[Start of EXERCISE INPUT]

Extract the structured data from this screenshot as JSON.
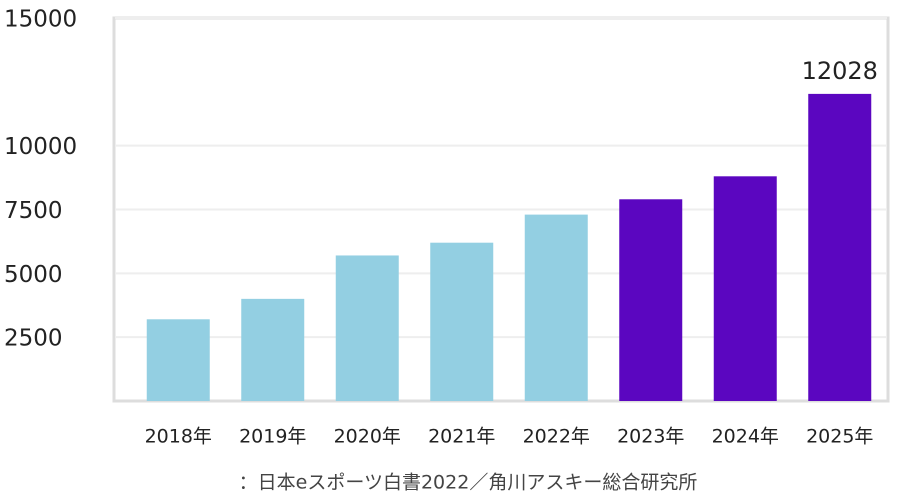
{
  "chart_data": {
    "type": "bar",
    "categories": [
      "2018年",
      "2019年",
      "2020年",
      "2021年",
      "2022年",
      "2023年",
      "2024年",
      "2025年"
    ],
    "values": [
      3200,
      4000,
      5700,
      6200,
      7300,
      7900,
      8800,
      12028
    ],
    "value_labels": [
      null,
      null,
      null,
      null,
      null,
      null,
      null,
      "12028"
    ],
    "colors": [
      "#93cfe2",
      "#93cfe2",
      "#93cfe2",
      "#93cfe2",
      "#93cfe2",
      "#5b06c0",
      "#5b06c0",
      "#5b06c0"
    ],
    "ylim": [
      0,
      15000
    ],
    "yticks": [
      2500,
      5000,
      7500,
      10000,
      15000
    ],
    "grid": true,
    "source": "：日本eスポーツ白書2022／角川アスキー総合研究所"
  }
}
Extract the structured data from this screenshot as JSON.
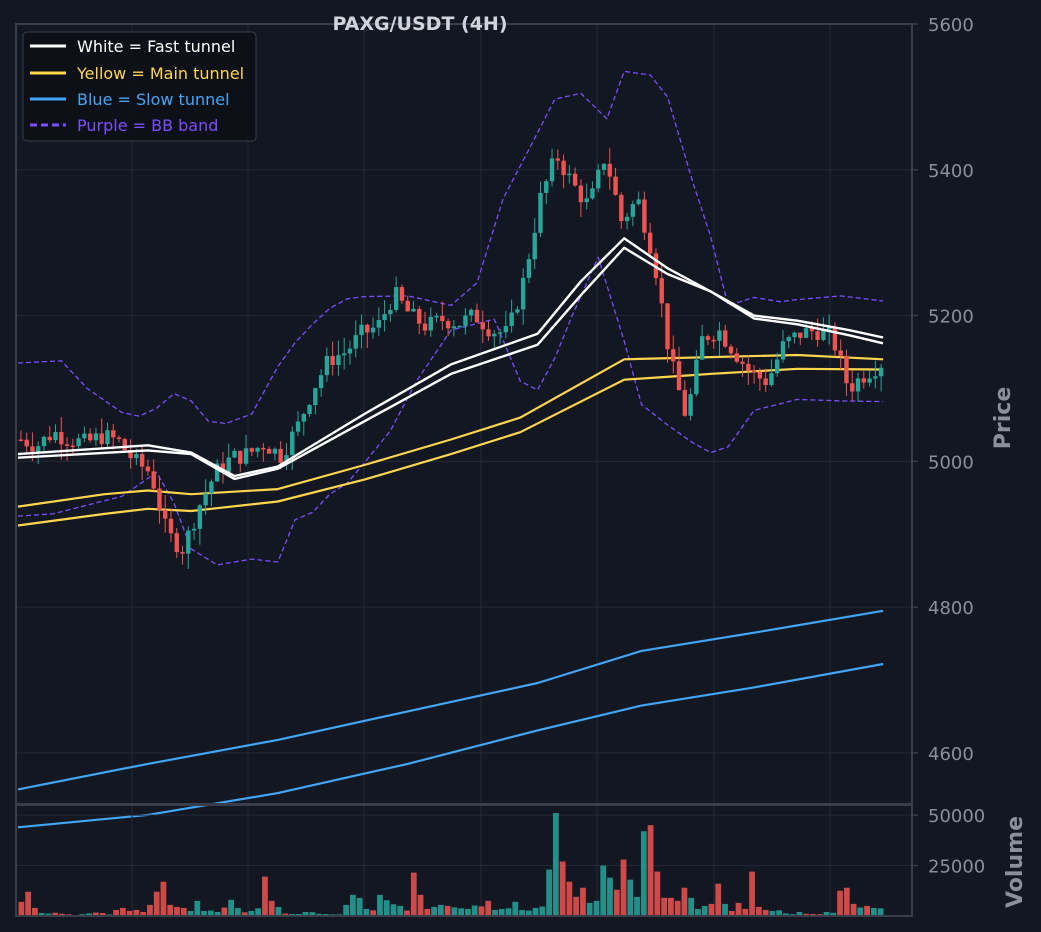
{
  "chart_data": [
    {
      "type": "candlestick",
      "title": "PAXG/USDT (4H)",
      "ylabel": "Price",
      "ylim": [
        4530,
        5600
      ],
      "yticks": [
        "4600",
        "4800",
        "5000",
        "5200",
        "5400",
        "5600"
      ],
      "grid": true,
      "legend_placement": "top-left",
      "colors": {
        "background": "#131722",
        "up": "#26a69a",
        "down": "#ef5350",
        "fast": "#ffffff",
        "main": "#ffd54f",
        "slow": "#42a5f5",
        "bb": "#7c4dff",
        "axis": "#3a3e4a",
        "grid": "#232837",
        "text": "#8a8f9c"
      },
      "legend": [
        {
          "label": "White = Fast tunnel",
          "color": "#ffffff",
          "style": "solid"
        },
        {
          "label": "Yellow = Main tunnel",
          "color": "#ffd54f",
          "style": "solid"
        },
        {
          "label": "Blue = Slow tunnel",
          "color": "#42a5f5",
          "style": "solid"
        },
        {
          "label": "Purple = BB band",
          "color": "#7c4dff",
          "style": "dashed"
        }
      ],
      "price_anchors": [
        5030,
        5022,
        5040,
        5030,
        5025,
        5035,
        5028,
        5000,
        4985,
        4900,
        4880,
        4940,
        4985,
        5005,
        5010,
        5025,
        5008,
        5045,
        5100,
        5140,
        5150,
        5175,
        5185,
        5230,
        5200,
        5185,
        5195,
        5190,
        5200,
        5180,
        5175,
        5250,
        5360,
        5420,
        5380,
        5350,
        5420,
        5330,
        5360,
        5280,
        5140,
        5060,
        5170,
        5180,
        5150,
        5120,
        5110,
        5160,
        5175,
        5180,
        5170,
        5100,
        5120,
        5135
      ],
      "series": [
        {
          "name": "Fast upper",
          "color": "#ffffff",
          "x": [
            0,
            0.15,
            0.2,
            0.25,
            0.3,
            0.4,
            0.5,
            0.6,
            0.65,
            0.7,
            0.75,
            0.8,
            0.85,
            0.9,
            0.96,
            0.999
          ],
          "values": [
            5010,
            5022,
            5012,
            4980,
            4993,
            5065,
            5133,
            5175,
            5247,
            5306,
            5265,
            5233,
            5200,
            5193,
            5180,
            5170
          ]
        },
        {
          "name": "Fast lower",
          "color": "#ffffff",
          "x": [
            0,
            0.15,
            0.2,
            0.25,
            0.3,
            0.4,
            0.5,
            0.6,
            0.65,
            0.7,
            0.75,
            0.8,
            0.85,
            0.9,
            0.96,
            0.999
          ],
          "values": [
            5005,
            5015,
            5010,
            4976,
            4990,
            5055,
            5120,
            5160,
            5228,
            5293,
            5257,
            5233,
            5196,
            5188,
            5173,
            5162
          ]
        },
        {
          "name": "Main upper",
          "color": "#ffd54f",
          "x": [
            0,
            0.1,
            0.15,
            0.2,
            0.3,
            0.4,
            0.5,
            0.58,
            0.7,
            0.8,
            0.9,
            0.999
          ],
          "values": [
            4938,
            4955,
            4960,
            4955,
            4962,
            4995,
            5030,
            5060,
            5140,
            5143,
            5146,
            5140
          ]
        },
        {
          "name": "Main lower",
          "color": "#ffd54f",
          "x": [
            0,
            0.1,
            0.15,
            0.2,
            0.3,
            0.4,
            0.5,
            0.58,
            0.7,
            0.8,
            0.9,
            0.999
          ],
          "values": [
            4912,
            4928,
            4935,
            4932,
            4945,
            4975,
            5010,
            5040,
            5112,
            5120,
            5127,
            5126
          ]
        },
        {
          "name": "Slow upper",
          "color": "#42a5f5",
          "x": [
            0,
            0.15,
            0.3,
            0.45,
            0.6,
            0.72,
            0.85,
            0.999
          ],
          "values": [
            4550,
            4585,
            4618,
            4657,
            4696,
            4740,
            4765,
            4795
          ]
        },
        {
          "name": "Slow lower",
          "color": "#42a5f5",
          "x": [
            0,
            0.15,
            0.3,
            0.45,
            0.6,
            0.72,
            0.85,
            0.999
          ],
          "values": [
            4498,
            4515,
            4545,
            4585,
            4631,
            4665,
            4690,
            4722
          ]
        },
        {
          "name": "BB upper",
          "color": "#7c4dff",
          "style": "dashed",
          "x": [
            0,
            0.05,
            0.08,
            0.12,
            0.14,
            0.16,
            0.18,
            0.2,
            0.22,
            0.24,
            0.27,
            0.3,
            0.32,
            0.34,
            0.36,
            0.38,
            0.4,
            0.45,
            0.5,
            0.53,
            0.56,
            0.59,
            0.62,
            0.65,
            0.68,
            0.7,
            0.73,
            0.75,
            0.78,
            0.8,
            0.82,
            0.85,
            0.88,
            0.9,
            0.95,
            0.999
          ],
          "values": [
            5135,
            5138,
            5100,
            5067,
            5062,
            5073,
            5093,
            5083,
            5055,
            5052,
            5065,
            5130,
            5163,
            5188,
            5210,
            5223,
            5226,
            5227,
            5214,
            5245,
            5360,
            5428,
            5497,
            5505,
            5470,
            5535,
            5530,
            5500,
            5380,
            5308,
            5214,
            5225,
            5219,
            5222,
            5227,
            5220
          ]
        },
        {
          "name": "BB lower",
          "color": "#7c4dff",
          "style": "dashed",
          "x": [
            0,
            0.04,
            0.08,
            0.12,
            0.16,
            0.18,
            0.2,
            0.23,
            0.27,
            0.3,
            0.32,
            0.34,
            0.36,
            0.38,
            0.4,
            0.43,
            0.46,
            0.5,
            0.55,
            0.58,
            0.6,
            0.62,
            0.64,
            0.67,
            0.7,
            0.72,
            0.75,
            0.78,
            0.8,
            0.82,
            0.85,
            0.9,
            0.95,
            0.999
          ],
          "values": [
            4925,
            4928,
            4940,
            4952,
            4985,
            4943,
            4880,
            4858,
            4866,
            4862,
            4920,
            4930,
            4955,
            4970,
            4998,
            5042,
            5110,
            5180,
            5195,
            5110,
            5098,
            5142,
            5200,
            5280,
            5165,
            5078,
            5050,
            5025,
            5012,
            5020,
            5070,
            5085,
            5083,
            5082
          ]
        }
      ]
    },
    {
      "type": "bar",
      "ylabel": "Volume",
      "ylim": [
        0,
        55000
      ],
      "yticks": [
        "25000",
        "50000"
      ],
      "bars": [
        7000,
        12000,
        4000,
        1500,
        1200,
        1600,
        1100,
        800,
        300,
        900,
        1300,
        1700,
        1500,
        800,
        3000,
        4000,
        2500,
        3000,
        2000,
        5500,
        12000,
        17000,
        5500,
        4500,
        4000,
        2500,
        7500,
        2500,
        2700,
        2000,
        4200,
        8000,
        4000,
        1800,
        2500,
        3800,
        19500,
        7500,
        4500,
        1200,
        1000,
        1000,
        2000,
        1900,
        1100,
        1000,
        800,
        800,
        5500,
        10500,
        9000,
        3500,
        2800,
        10500,
        7800,
        5800,
        5000,
        2700,
        21500,
        10500,
        3500,
        4500,
        5500,
        5000,
        4300,
        3800,
        3500,
        5200,
        4800,
        7500,
        3000,
        3500,
        3800,
        7000,
        3000,
        2700,
        4000,
        4700,
        23000,
        51000,
        27000,
        17000,
        9500,
        14000,
        6500,
        7500,
        25000,
        19000,
        13000,
        28000,
        18000,
        9500,
        42000,
        45000,
        22000,
        9000,
        9000,
        7500,
        14000,
        9000,
        3500,
        5000,
        6000,
        16000,
        6000,
        2500,
        6500,
        3500,
        22000,
        4500,
        3000,
        2500,
        2800,
        1300,
        900,
        2000,
        1100,
        1000,
        900,
        2000,
        1600,
        12500,
        14000,
        6000,
        4200,
        5000,
        4000,
        3800
      ],
      "colors": [
        "up",
        "down"
      ]
    }
  ]
}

[End of EXERCISE INPUT]

Count every line of the material above that holds the string "tunnel", then state only the total.

3